→ **Request**
Read the records and gather each line that includes "during".

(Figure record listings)
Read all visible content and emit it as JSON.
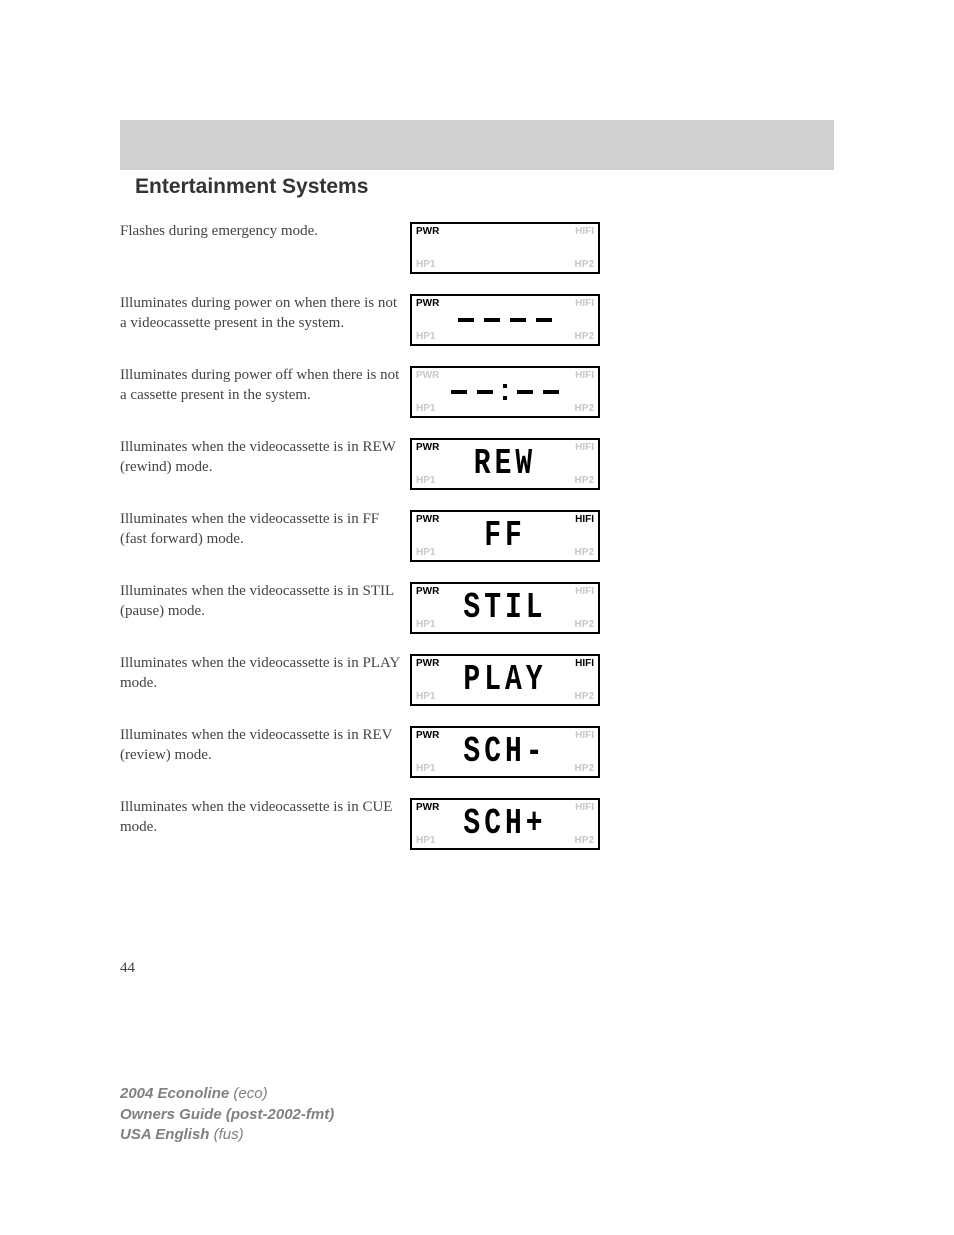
{
  "header": {
    "title": "Entertainment Systems"
  },
  "rows": [
    {
      "desc": "Flashes during emergency mode.",
      "pwr_solid": true,
      "hifi_solid": false,
      "display": "blank"
    },
    {
      "desc": "Illuminates during power on when there is not a videocassette present in the system.",
      "pwr_solid": true,
      "hifi_solid": false,
      "display": "dashes"
    },
    {
      "desc": "Illuminates during power off when there is not a cassette present in the system.",
      "pwr_solid": false,
      "hifi_solid": false,
      "display": "clock_dashes"
    },
    {
      "desc": "Illuminates when the videocassette is in REW (rewind) mode.",
      "pwr_solid": true,
      "hifi_solid": false,
      "display": "text",
      "text": "REW"
    },
    {
      "desc": "Illuminates when the videocassette is in FF (fast forward) mode.",
      "pwr_solid": true,
      "hifi_solid": true,
      "display": "text",
      "text": "FF"
    },
    {
      "desc": "Illuminates when the videocassette is in STIL (pause) mode.",
      "pwr_solid": true,
      "hifi_solid": false,
      "display": "text",
      "text": "STIL"
    },
    {
      "desc": "Illuminates when the videocassette is in PLAY mode.",
      "pwr_solid": true,
      "hifi_solid": true,
      "display": "text",
      "text": "PLAY"
    },
    {
      "desc": "Illuminates when the videocassette is in REV (review) mode.",
      "pwr_solid": true,
      "hifi_solid": false,
      "display": "text",
      "text": "SCH-"
    },
    {
      "desc": "Illuminates when the videocassette is in CUE mode.",
      "pwr_solid": true,
      "hifi_solid": false,
      "display": "text",
      "text": "SCH+"
    }
  ],
  "labels": {
    "pwr": "PWR",
    "hifi": "HIFI",
    "hp1": "HP1",
    "hp2": "HP2"
  },
  "page_number": "44",
  "footer": {
    "l1a": "2004 Econoline ",
    "l1b": "(eco)",
    "l2": "Owners Guide (post-2002-fmt)",
    "l3a": "USA English ",
    "l3b": "(fus)"
  },
  "colors": {
    "ghost": "#c8c8c8",
    "solid": "#000000",
    "header_bar": "#d0d0d0",
    "text": "#444444",
    "footer": "#808080"
  }
}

→ **Solution to this exercise**
      "desc": "Flashes during emergency mode.",
      "desc": "Illuminates during power on when there is not a videocassette present in the system.",
      "desc": "Illuminates during power off when there is not a cassette present in the system.",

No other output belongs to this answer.